== Available records ==
%%

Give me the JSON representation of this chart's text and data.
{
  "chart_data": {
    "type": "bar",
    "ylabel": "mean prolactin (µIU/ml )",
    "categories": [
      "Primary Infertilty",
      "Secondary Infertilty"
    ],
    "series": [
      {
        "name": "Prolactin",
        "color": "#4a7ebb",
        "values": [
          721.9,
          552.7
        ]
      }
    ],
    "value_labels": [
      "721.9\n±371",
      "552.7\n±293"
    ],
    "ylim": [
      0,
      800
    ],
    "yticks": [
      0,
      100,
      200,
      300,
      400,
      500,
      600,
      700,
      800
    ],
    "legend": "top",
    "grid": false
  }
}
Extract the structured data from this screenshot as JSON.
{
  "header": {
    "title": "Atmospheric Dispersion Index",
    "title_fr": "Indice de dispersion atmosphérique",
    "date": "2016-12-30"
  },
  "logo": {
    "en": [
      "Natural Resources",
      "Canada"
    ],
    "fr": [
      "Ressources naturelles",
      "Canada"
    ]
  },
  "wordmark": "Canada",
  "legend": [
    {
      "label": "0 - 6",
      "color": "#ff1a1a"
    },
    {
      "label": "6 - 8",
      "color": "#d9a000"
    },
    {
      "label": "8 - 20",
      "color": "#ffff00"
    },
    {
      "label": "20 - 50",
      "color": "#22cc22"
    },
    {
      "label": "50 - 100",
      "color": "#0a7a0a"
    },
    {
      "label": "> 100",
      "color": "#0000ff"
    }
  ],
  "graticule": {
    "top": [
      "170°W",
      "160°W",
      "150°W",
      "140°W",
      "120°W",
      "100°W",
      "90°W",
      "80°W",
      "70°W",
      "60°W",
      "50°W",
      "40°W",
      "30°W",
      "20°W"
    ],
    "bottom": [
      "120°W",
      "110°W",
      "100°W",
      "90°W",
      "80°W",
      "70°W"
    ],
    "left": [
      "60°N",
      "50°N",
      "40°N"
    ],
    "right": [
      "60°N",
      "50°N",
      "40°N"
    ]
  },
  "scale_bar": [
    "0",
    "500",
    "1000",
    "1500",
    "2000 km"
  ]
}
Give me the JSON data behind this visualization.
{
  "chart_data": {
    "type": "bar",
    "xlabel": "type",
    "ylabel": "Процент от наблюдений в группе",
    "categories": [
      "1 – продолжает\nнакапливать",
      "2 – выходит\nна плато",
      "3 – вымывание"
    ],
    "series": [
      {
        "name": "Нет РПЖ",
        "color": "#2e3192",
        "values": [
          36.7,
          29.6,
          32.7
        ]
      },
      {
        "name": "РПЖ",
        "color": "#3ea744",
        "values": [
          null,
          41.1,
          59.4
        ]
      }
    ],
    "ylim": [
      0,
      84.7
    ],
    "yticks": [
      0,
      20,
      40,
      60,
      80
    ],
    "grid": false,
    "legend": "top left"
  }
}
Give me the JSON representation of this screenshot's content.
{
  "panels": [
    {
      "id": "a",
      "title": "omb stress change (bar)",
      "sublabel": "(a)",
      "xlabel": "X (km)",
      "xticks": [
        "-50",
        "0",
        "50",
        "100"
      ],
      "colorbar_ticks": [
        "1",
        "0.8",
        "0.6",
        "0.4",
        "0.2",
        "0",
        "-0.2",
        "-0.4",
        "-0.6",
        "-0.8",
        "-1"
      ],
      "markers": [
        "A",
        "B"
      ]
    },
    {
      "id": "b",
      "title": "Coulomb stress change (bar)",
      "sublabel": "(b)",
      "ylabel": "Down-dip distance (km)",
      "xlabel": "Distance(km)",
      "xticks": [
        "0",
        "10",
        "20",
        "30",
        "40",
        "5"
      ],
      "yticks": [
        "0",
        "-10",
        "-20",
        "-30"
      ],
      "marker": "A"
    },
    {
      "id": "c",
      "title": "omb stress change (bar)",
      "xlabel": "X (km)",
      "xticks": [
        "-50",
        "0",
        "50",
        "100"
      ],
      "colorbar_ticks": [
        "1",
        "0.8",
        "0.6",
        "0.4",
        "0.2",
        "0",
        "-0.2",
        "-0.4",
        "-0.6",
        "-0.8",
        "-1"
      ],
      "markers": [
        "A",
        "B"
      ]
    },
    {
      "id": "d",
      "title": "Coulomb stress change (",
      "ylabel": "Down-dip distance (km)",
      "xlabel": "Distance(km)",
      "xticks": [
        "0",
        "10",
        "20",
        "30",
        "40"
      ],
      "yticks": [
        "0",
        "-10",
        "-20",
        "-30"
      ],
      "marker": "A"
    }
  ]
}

%%

== Exercise directions ==
Print out all the entries precisely as written.

== Exercise result ==
Give me the JSON representation of this chart's text and data.
{
  "chart_data": {
    "type": "bar",
    "ylabel": "mean prolactin (µIU/ml )",
    "categories": [
      "Primary Infertilty",
      "Secondary Infertilty"
    ],
    "series": [
      {
        "name": "Prolactin",
        "color": "#4a7ebb",
        "values": [
          721.9,
          552.7
        ]
      }
    ],
    "value_labels": [
      "721.9\n±371",
      "552.7\n±293"
    ],
    "ylim": [
      0,
      800
    ],
    "yticks": [
      0,
      100,
      200,
      300,
      400,
      500,
      600,
      700,
      800
    ],
    "legend": "top",
    "grid": false
  }
}
Extract the structured data from this screenshot as JSON.
{
  "header": {
    "title": "Atmospheric Dispersion Index",
    "title_fr": "Indice de dispersion atmosphérique",
    "date": "2016-12-30"
  },
  "logo": {
    "en": [
      "Natural Resources",
      "Canada"
    ],
    "fr": [
      "Ressources naturelles",
      "Canada"
    ]
  },
  "wordmark": "Canada",
  "legend": [
    {
      "label": "0 - 6",
      "color": "#ff1a1a"
    },
    {
      "label": "6 - 8",
      "color": "#d9a000"
    },
    {
      "label": "8 - 20",
      "color": "#ffff00"
    },
    {
      "label": "20 - 50",
      "color": "#22cc22"
    },
    {
      "label": "50 - 100",
      "color": "#0a7a0a"
    },
    {
      "label": "> 100",
      "color": "#0000ff"
    }
  ],
  "graticule": {
    "top": [
      "170°W",
      "160°W",
      "150°W",
      "140°W",
      "120°W",
      "100°W",
      "90°W",
      "80°W",
      "70°W",
      "60°W",
      "50°W",
      "40°W",
      "30°W",
      "20°W"
    ],
    "bottom": [
      "120°W",
      "110°W",
      "100°W",
      "90°W",
      "80°W",
      "70°W"
    ],
    "left": [
      "60°N",
      "50°N",
      "40°N"
    ],
    "right": [
      "60°N",
      "50°N",
      "40°N"
    ]
  },
  "scale_bar": [
    "0",
    "500",
    "1000",
    "1500",
    "2000 km"
  ]
}
Give me the JSON data behind this visualization.
{
  "chart_data": {
    "type": "bar",
    "xlabel": "type",
    "ylabel": "Процент от наблюдений в группе",
    "categories": [
      "1 – продолжает\nнакапливать",
      "2 – выходит\nна плато",
      "3 – вымывание"
    ],
    "series": [
      {
        "name": "Нет РПЖ",
        "color": "#2e3192",
        "values": [
          36.7,
          29.6,
          32.7
        ]
      },
      {
        "name": "РПЖ",
        "color": "#3ea744",
        "values": [
          null,
          41.1,
          59.4
        ]
      }
    ],
    "ylim": [
      0,
      84.7
    ],
    "yticks": [
      0,
      20,
      40,
      60,
      80
    ],
    "grid": false,
    "legend": "top left"
  }
}
Give me the JSON representation of this screenshot's content.
{
  "panels": [
    {
      "id": "a",
      "title": "omb stress change (bar)",
      "sublabel": "(a)",
      "xlabel": "X (km)",
      "xticks": [
        "-50",
        "0",
        "50",
        "100"
      ],
      "colorbar_ticks": [
        "1",
        "0.8",
        "0.6",
        "0.4",
        "0.2",
        "0",
        "-0.2",
        "-0.4",
        "-0.6",
        "-0.8",
        "-1"
      ],
      "markers": [
        "A",
        "B"
      ]
    },
    {
      "id": "b",
      "title": "Coulomb stress change (bar)",
      "sublabel": "(b)",
      "ylabel": "Down-dip distance (km)",
      "xlabel": "Distance(km)",
      "xticks": [
        "0",
        "10",
        "20",
        "30",
        "40",
        "5"
      ],
      "yticks": [
        "0",
        "-10",
        "-20",
        "-30"
      ],
      "marker": "A"
    },
    {
      "id": "c",
      "title": "omb stress change (bar)",
      "xlabel": "X (km)",
      "xticks": [
        "-50",
        "0",
        "50",
        "100"
      ],
      "colorbar_ticks": [
        "1",
        "0.8",
        "0.6",
        "0.4",
        "0.2",
        "0",
        "-0.2",
        "-0.4",
        "-0.6",
        "-0.8",
        "-1"
      ],
      "markers": [
        "A",
        "B"
      ]
    },
    {
      "id": "d",
      "title": "Coulomb stress change (",
      "ylabel": "Down-dip distance (km)",
      "xlabel": "Distance(km)",
      "xticks": [
        "0",
        "10",
        "20",
        "30",
        "40"
      ],
      "yticks": [
        "0",
        "-10",
        "-20",
        "-30"
      ],
      "marker": "A"
    }
  ]
}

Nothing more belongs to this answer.